Data entries for graphics:
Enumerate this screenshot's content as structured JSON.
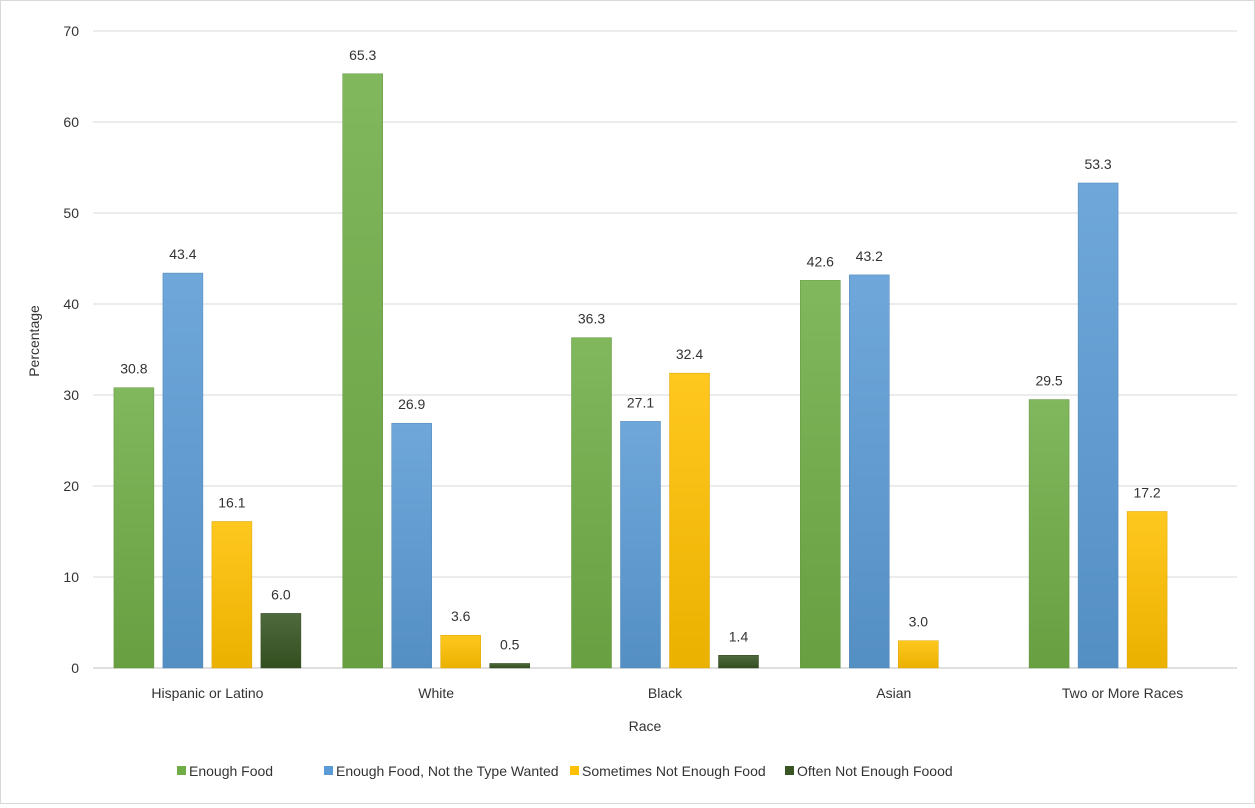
{
  "chart_data": {
    "type": "bar",
    "title": "",
    "xlabel": "Race",
    "ylabel": "Percentage",
    "ylim": [
      0,
      70
    ],
    "yticks": [
      0,
      10,
      20,
      30,
      40,
      50,
      60,
      70
    ],
    "grid": true,
    "legend_position": "bottom",
    "categories": [
      "Hispanic or Latino",
      "White",
      "Black",
      "Asian",
      "Two or More Races"
    ],
    "series": [
      {
        "name": "Enough Food",
        "color": "#70ad47",
        "values": [
          30.8,
          65.3,
          36.3,
          42.6,
          29.5
        ]
      },
      {
        "name": "Enough Food, Not the Type Wanted",
        "color": "#5b9bd5",
        "values": [
          43.4,
          26.9,
          27.1,
          43.2,
          53.3
        ]
      },
      {
        "name": "Sometimes Not Enough Food",
        "color": "#ffc000",
        "values": [
          16.1,
          3.6,
          32.4,
          3.0,
          17.2
        ]
      },
      {
        "name": "Often Not Enough Foood",
        "color": "#375623",
        "values": [
          6.0,
          0.5,
          1.4,
          null,
          null
        ]
      }
    ]
  }
}
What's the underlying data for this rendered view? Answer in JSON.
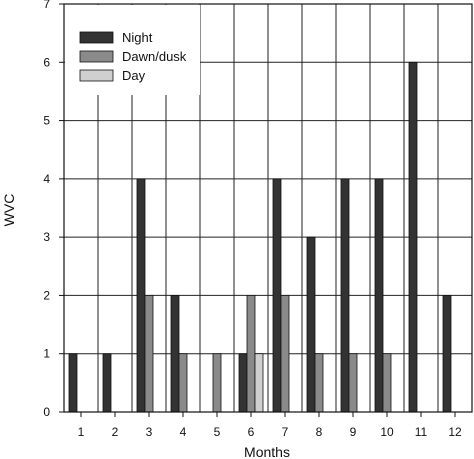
{
  "chart_data": {
    "type": "bar",
    "title": "",
    "xlabel": "Months",
    "ylabel": "WVC",
    "ylim": [
      0,
      7
    ],
    "yticks": [
      0,
      1,
      2,
      3,
      4,
      5,
      6,
      7
    ],
    "categories": [
      "1",
      "2",
      "3",
      "4",
      "5",
      "6",
      "7",
      "8",
      "9",
      "10",
      "11",
      "12"
    ],
    "grid": "vertical and horizontal",
    "legend_position": "top-left",
    "series": [
      {
        "name": "Night",
        "color": "#333333",
        "values": [
          1,
          1,
          4,
          2,
          0,
          1,
          4,
          3,
          4,
          4,
          6,
          2
        ]
      },
      {
        "name": "Dawn/dusk",
        "color": "#8a8a8a",
        "values": [
          0,
          0,
          2,
          1,
          1,
          2,
          2,
          1,
          1,
          1,
          0,
          0
        ]
      },
      {
        "name": "Day",
        "color": "#cfcfcf",
        "values": [
          0,
          0,
          0,
          0,
          0,
          1,
          0,
          0,
          0,
          0,
          0,
          0
        ]
      }
    ]
  }
}
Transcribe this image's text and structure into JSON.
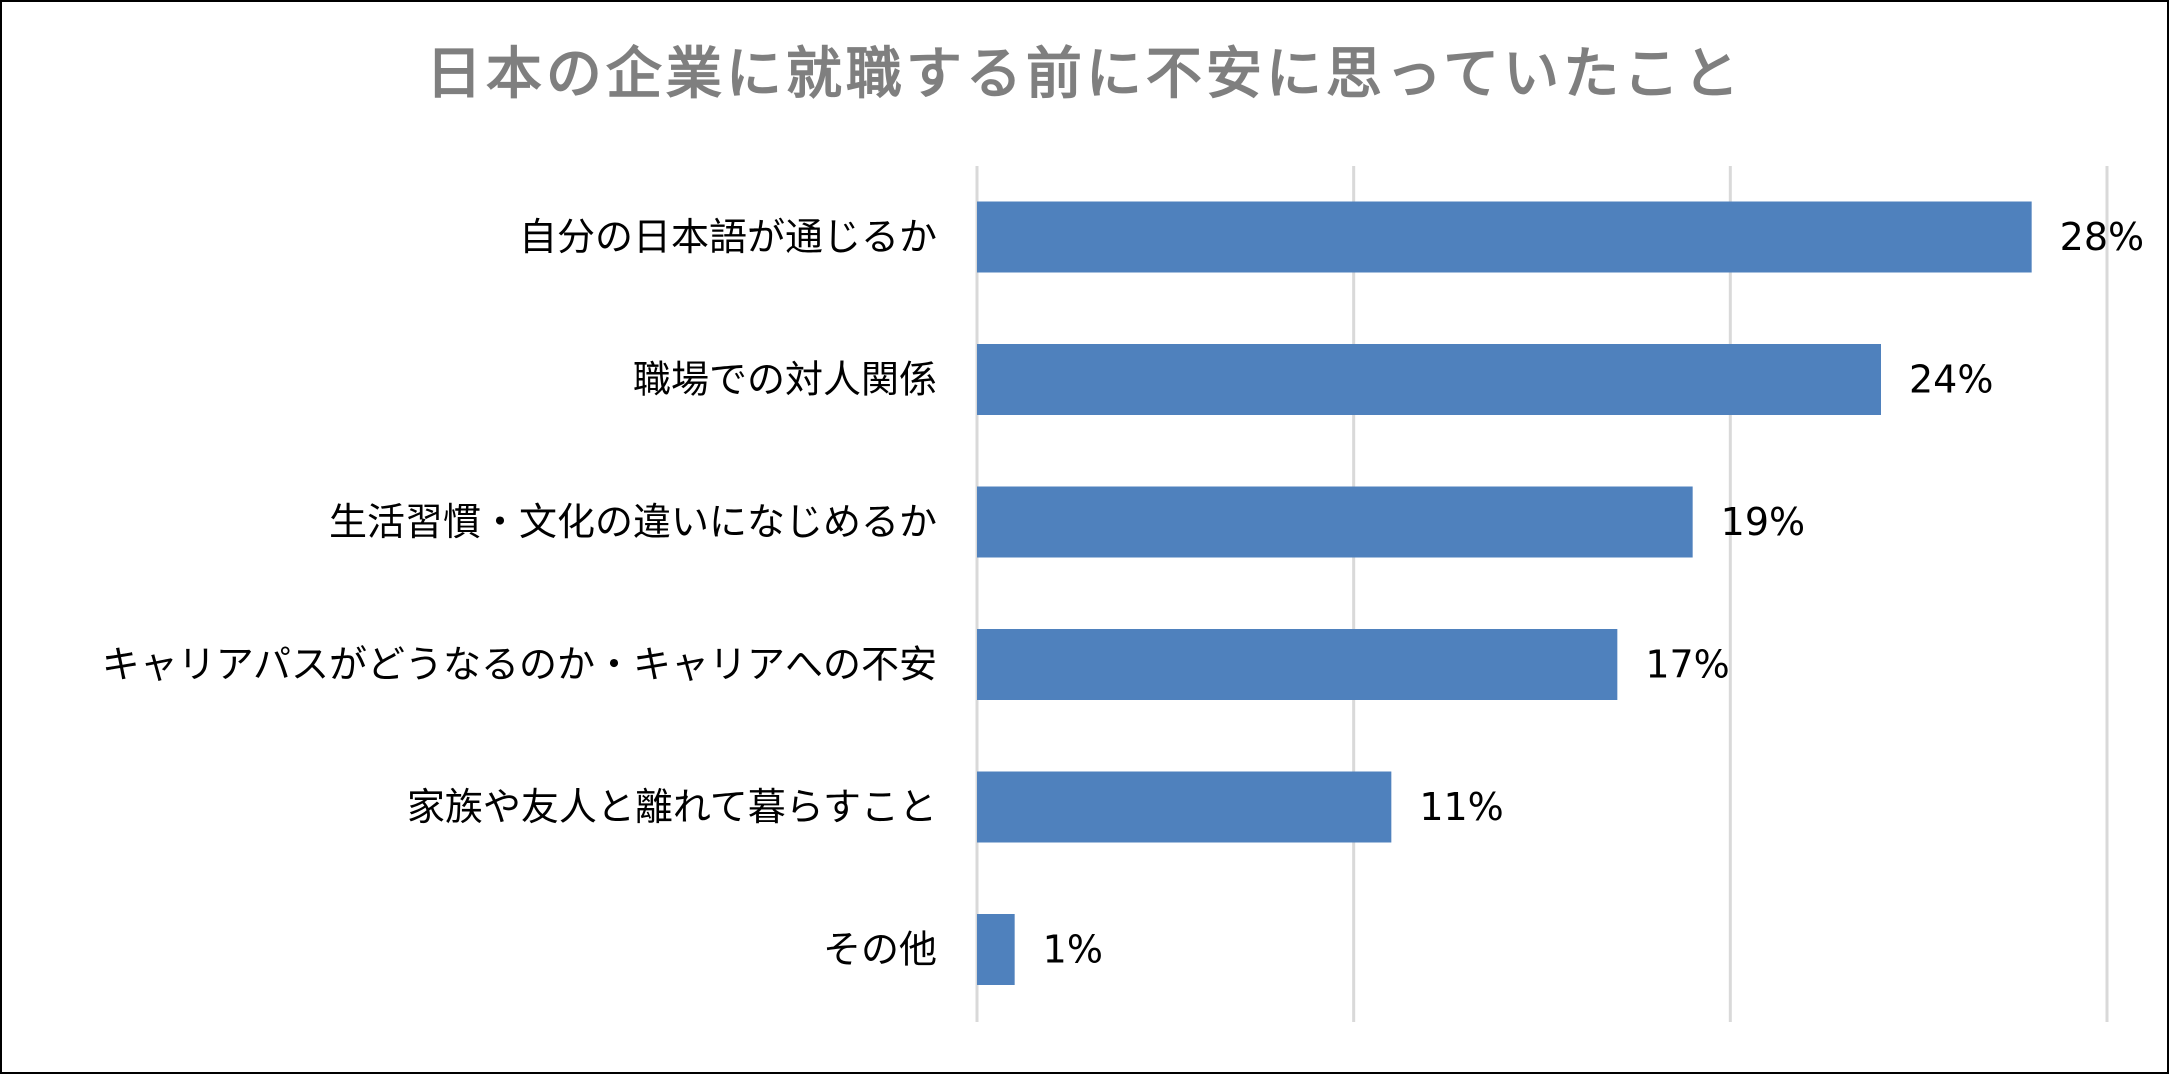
{
  "chart_data": {
    "type": "bar",
    "orientation": "horizontal",
    "title": "日本の企業に就職する前に不安に思っていたこと",
    "categories": [
      "自分の日本語が通じるか",
      "職場での対人関係",
      "生活習慣・文化の違いになじめるか",
      "キャリアパスがどうなるのか・キャリアへの不安",
      "家族や友人と離れて暮らすこと",
      "その他"
    ],
    "values": [
      28,
      24,
      19,
      17,
      11,
      1
    ],
    "value_labels": [
      "28%",
      "24%",
      "19%",
      "17%",
      "11%",
      "1%"
    ],
    "unit": "%",
    "xlim": [
      0,
      30
    ],
    "gridlines": [
      0,
      10,
      20,
      30
    ],
    "grid": true,
    "legend": "none",
    "bar_color": "#4f81bd",
    "grid_color": "#d9d9d9",
    "title_color": "#7f7f7f"
  }
}
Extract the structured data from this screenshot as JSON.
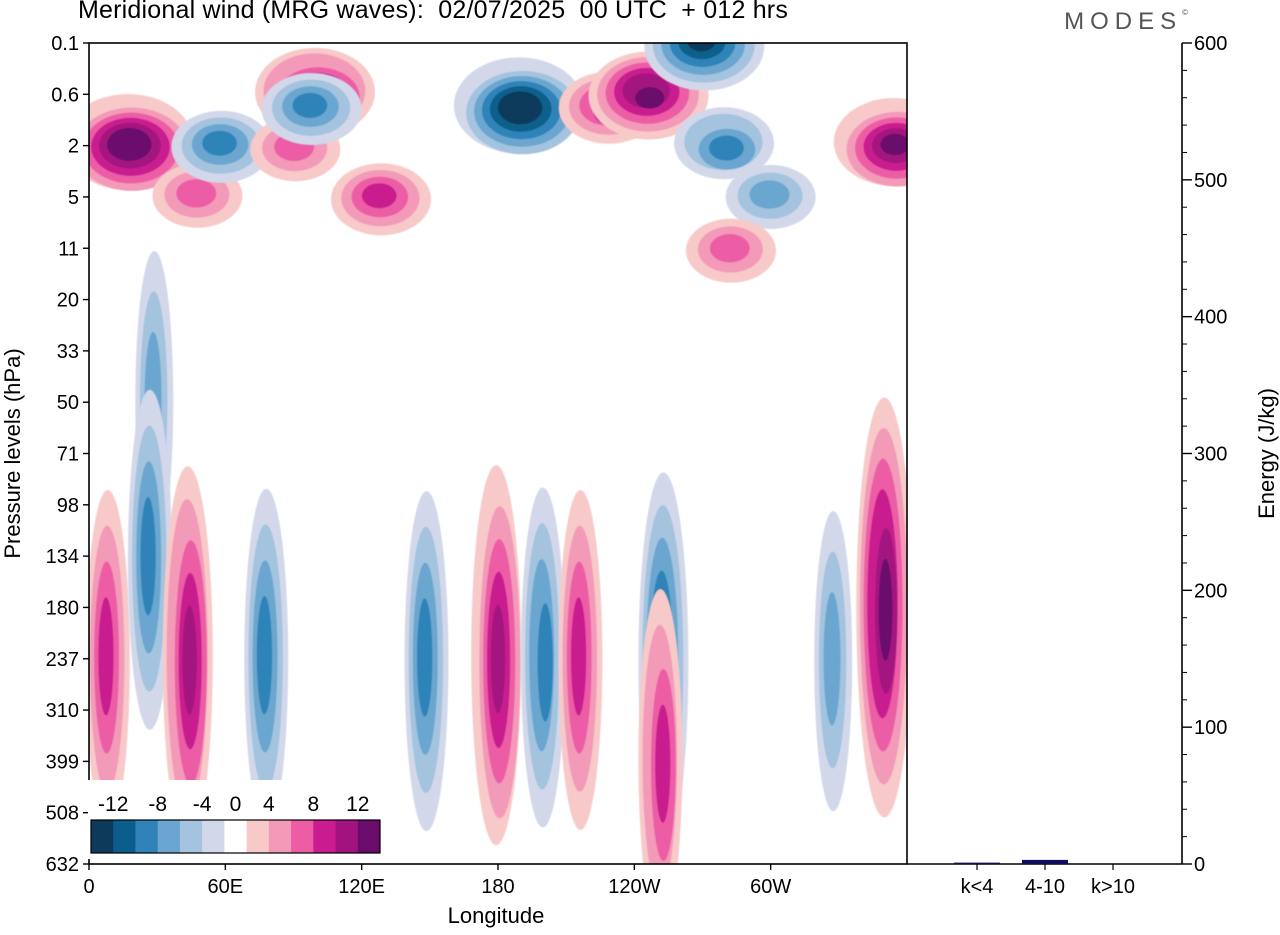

● **Problem to work on**
Exclude the pictures, and transcribe all of the material exactly.

● **Exercise output**
Enumerate this screenshot's content as structured JSON.
{
  "chart_data": {
    "type": "bar",
    "title": "",
    "xlabel": "Race",
    "ylabel": "Percentage",
    "ylim": [
      0,
      70
    ],
    "yticks": [
      0,
      10,
      20,
      30,
      40,
      50,
      60,
      70
    ],
    "grid": true,
    "legend_position": "bottom",
    "categories": [
      "Hispanic or Latino",
      "White",
      "Black",
      "Asian",
      "Two or More Races"
    ],
    "series": [
      {
        "name": "Enough Food",
        "color": "#70ad47",
        "values": [
          30.8,
          65.3,
          36.3,
          42.6,
          29.5
        ]
      },
      {
        "name": "Enough Food, Not the Type Wanted",
        "color": "#5b9bd5",
        "values": [
          43.4,
          26.9,
          27.1,
          43.2,
          53.3
        ]
      },
      {
        "name": "Sometimes Not Enough Food",
        "color": "#ffc000",
        "values": [
          16.1,
          3.6,
          32.4,
          3.0,
          17.2
        ]
      },
      {
        "name": "Often Not Enough Foood",
        "color": "#375623",
        "values": [
          6.0,
          0.5,
          1.4,
          null,
          null
        ]
      }
    ]
  }
}
What's the underlying data for this rendered view? Answer in JSON.
{
  "chart_data": {
    "type": "bar",
    "title": "",
    "xlabel": "Months",
    "ylabel": "WVC",
    "ylim": [
      0,
      7
    ],
    "yticks": [
      0,
      1,
      2,
      3,
      4,
      5,
      6,
      7
    ],
    "categories": [
      "1",
      "2",
      "3",
      "4",
      "5",
      "6",
      "7",
      "8",
      "9",
      "10",
      "11",
      "12"
    ],
    "grid": "vertical and horizontal",
    "legend_position": "top-left",
    "series": [
      {
        "name": "Night",
        "color": "#333333",
        "values": [
          1,
          1,
          4,
          2,
          0,
          1,
          4,
          3,
          4,
          4,
          6,
          2
        ]
      },
      {
        "name": "Dawn/dusk",
        "color": "#8a8a8a",
        "values": [
          0,
          0,
          2,
          1,
          1,
          2,
          2,
          1,
          1,
          1,
          0,
          0
        ]
      },
      {
        "name": "Day",
        "color": "#cfcfcf",
        "values": [
          0,
          0,
          0,
          0,
          0,
          1,
          0,
          0,
          0,
          0,
          0,
          0
        ]
      }
    ]
  }
}
Transcribe this image's text and structure into JSON.
{
  "chart_data": {
    "type": "bar",
    "orientation": "horizontal",
    "title": "日本の企業に就職する前に不安に思っていたこと",
    "categories": [
      "自分の日本語が通じるか",
      "職場での対人関係",
      "生活習慣・文化の違いになじめるか",
      "キャリアパスがどうなるのか・キャリアへの不安",
      "家族や友人と離れて暮らすこと",
      "その他"
    ],
    "values": [
      28,
      24,
      19,
      17,
      11,
      1
    ],
    "value_labels": [
      "28%",
      "24%",
      "19%",
      "17%",
      "11%",
      "1%"
    ],
    "unit": "%",
    "xlim": [
      0,
      30
    ],
    "gridlines": [
      0,
      10,
      20,
      30
    ],
    "grid": true,
    "legend": "none",
    "bar_color": "#4f81bd",
    "grid_color": "#d9d9d9",
    "title_color": "#7f7f7f"
  }
}
Extract the structured data from this screenshot as JSON.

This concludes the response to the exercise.